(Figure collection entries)
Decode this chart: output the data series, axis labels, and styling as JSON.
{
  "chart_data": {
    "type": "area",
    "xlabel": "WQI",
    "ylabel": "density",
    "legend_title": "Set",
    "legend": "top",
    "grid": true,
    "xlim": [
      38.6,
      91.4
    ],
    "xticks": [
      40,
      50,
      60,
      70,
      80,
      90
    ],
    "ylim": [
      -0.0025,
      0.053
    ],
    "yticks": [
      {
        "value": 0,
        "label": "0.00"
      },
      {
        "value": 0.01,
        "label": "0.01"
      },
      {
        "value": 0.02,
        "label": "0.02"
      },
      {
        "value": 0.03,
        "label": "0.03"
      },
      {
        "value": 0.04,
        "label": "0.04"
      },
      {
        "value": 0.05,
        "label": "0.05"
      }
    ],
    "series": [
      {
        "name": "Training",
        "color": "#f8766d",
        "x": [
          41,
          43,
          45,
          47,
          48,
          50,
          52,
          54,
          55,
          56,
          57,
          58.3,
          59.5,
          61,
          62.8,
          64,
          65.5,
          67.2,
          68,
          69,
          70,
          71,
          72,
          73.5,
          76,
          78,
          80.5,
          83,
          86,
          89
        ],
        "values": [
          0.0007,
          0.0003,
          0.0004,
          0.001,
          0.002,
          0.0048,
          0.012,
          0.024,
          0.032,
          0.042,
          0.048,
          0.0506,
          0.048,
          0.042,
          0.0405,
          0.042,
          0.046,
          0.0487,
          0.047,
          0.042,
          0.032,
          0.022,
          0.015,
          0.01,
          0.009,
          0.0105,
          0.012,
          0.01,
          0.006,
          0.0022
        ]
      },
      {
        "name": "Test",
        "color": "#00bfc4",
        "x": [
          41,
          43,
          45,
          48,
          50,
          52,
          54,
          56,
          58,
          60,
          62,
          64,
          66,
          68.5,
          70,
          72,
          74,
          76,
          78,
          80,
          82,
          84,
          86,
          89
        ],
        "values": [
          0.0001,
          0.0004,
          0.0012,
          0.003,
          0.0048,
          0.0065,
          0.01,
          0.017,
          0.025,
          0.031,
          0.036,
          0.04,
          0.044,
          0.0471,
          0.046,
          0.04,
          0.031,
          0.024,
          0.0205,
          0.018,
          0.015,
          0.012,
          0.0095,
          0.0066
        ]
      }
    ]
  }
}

• Task description: Look through the listing and extract every line with "series" in it.

• Solution to this exercise:
Decode this chart: output the data series, axis labels, and styling as JSON.
    "series": [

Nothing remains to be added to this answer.